* _EXERCISE DIRECTIONS_
Filter the entries that follow, copying every line in which the word "охраной" appears.

Dataset rows:
◆ ◆ ◆
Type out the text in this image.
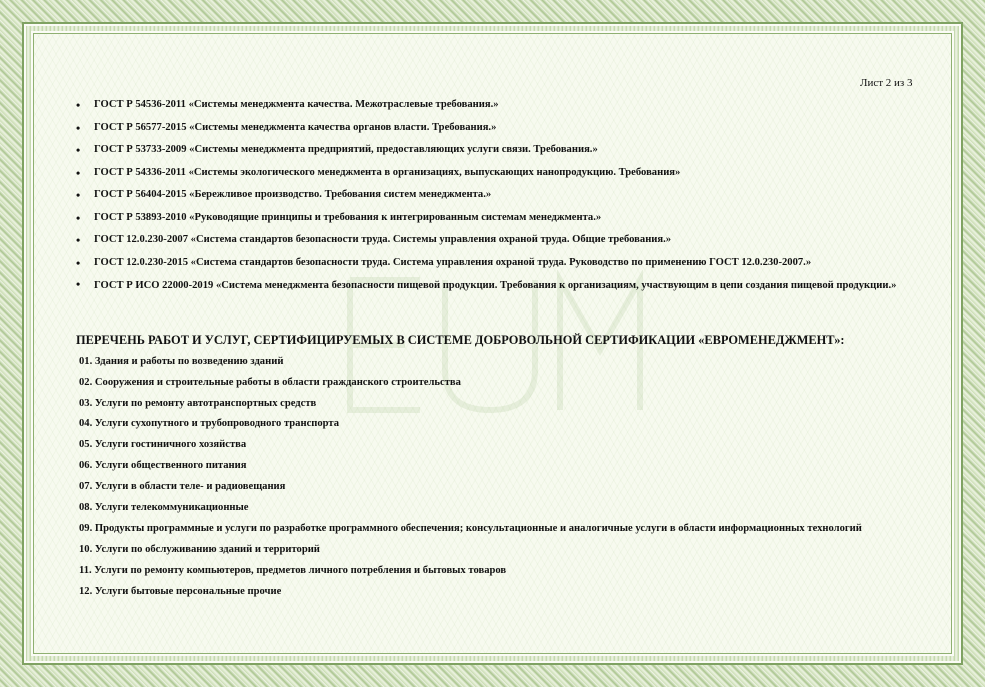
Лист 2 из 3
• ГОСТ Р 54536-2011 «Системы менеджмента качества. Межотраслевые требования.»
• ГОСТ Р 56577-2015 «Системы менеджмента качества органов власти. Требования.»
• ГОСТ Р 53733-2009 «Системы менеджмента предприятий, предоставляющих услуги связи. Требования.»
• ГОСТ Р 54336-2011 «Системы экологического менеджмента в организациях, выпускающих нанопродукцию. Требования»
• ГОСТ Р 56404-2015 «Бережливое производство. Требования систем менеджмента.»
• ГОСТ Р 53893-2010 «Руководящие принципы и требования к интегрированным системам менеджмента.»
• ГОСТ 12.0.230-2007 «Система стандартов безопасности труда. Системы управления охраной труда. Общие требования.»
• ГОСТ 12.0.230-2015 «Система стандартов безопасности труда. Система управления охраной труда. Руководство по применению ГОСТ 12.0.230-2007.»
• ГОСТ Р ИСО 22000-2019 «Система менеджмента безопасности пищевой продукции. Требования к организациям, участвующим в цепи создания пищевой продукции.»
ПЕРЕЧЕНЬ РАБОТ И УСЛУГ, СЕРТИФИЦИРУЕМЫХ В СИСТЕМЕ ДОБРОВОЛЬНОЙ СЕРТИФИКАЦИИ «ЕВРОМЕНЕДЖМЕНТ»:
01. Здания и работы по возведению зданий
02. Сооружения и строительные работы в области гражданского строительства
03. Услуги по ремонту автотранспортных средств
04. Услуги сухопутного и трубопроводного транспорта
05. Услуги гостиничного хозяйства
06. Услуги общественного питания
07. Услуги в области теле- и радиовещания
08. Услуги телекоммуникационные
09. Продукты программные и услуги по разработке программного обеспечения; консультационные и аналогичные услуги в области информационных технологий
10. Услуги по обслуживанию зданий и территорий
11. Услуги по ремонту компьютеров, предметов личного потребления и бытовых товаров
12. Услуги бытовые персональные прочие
◆ ◆ ◆
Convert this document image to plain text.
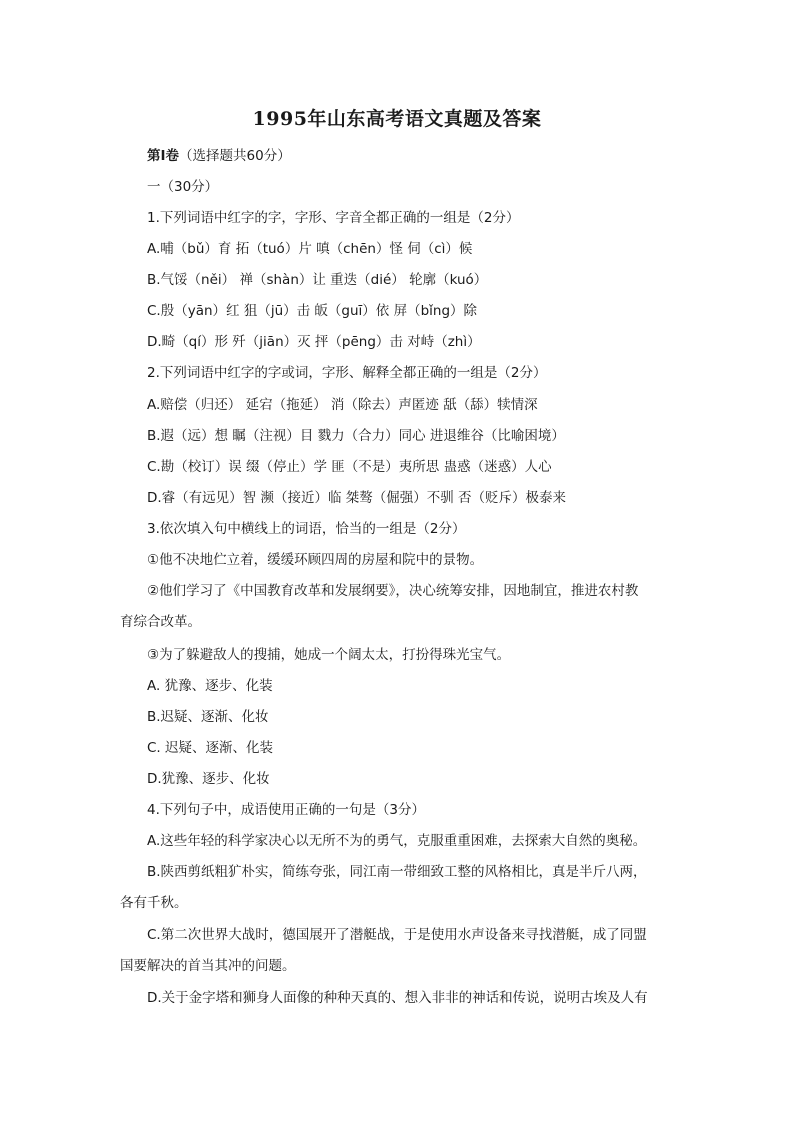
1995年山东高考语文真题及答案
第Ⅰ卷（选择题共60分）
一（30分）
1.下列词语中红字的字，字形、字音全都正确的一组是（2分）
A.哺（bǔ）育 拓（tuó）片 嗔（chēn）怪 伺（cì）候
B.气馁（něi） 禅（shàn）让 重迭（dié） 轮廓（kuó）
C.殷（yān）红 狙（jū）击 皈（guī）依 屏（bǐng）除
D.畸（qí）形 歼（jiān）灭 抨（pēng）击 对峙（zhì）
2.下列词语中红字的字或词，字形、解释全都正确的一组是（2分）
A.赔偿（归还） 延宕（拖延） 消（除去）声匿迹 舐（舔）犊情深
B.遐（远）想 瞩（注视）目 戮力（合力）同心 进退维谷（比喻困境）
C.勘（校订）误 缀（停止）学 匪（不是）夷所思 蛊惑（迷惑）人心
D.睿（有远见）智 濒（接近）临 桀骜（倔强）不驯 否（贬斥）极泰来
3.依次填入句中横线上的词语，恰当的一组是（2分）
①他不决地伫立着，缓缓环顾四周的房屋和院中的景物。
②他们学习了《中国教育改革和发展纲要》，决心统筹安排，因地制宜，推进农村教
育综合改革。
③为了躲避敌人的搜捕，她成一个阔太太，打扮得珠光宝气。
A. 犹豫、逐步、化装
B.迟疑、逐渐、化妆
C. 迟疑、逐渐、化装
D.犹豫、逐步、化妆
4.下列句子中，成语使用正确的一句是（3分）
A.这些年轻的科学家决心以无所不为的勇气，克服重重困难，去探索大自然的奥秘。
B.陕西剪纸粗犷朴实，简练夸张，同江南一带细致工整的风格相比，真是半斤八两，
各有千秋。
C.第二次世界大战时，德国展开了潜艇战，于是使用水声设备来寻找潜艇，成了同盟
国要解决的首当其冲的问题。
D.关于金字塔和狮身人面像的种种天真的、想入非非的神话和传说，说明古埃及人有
◆ ◆ ◆
* _EXERCISE OUTPUT_
• ГОСТ 12.0.230-2007 «Система стандартов безопасности труда. Системы управления охраной труда. Общие требования.»
• ГОСТ 12.0.230-2015 «Система стандартов безопасности труда. Система управления охраной труда. Руководство по применению ГОСТ 12.0.230-2007.»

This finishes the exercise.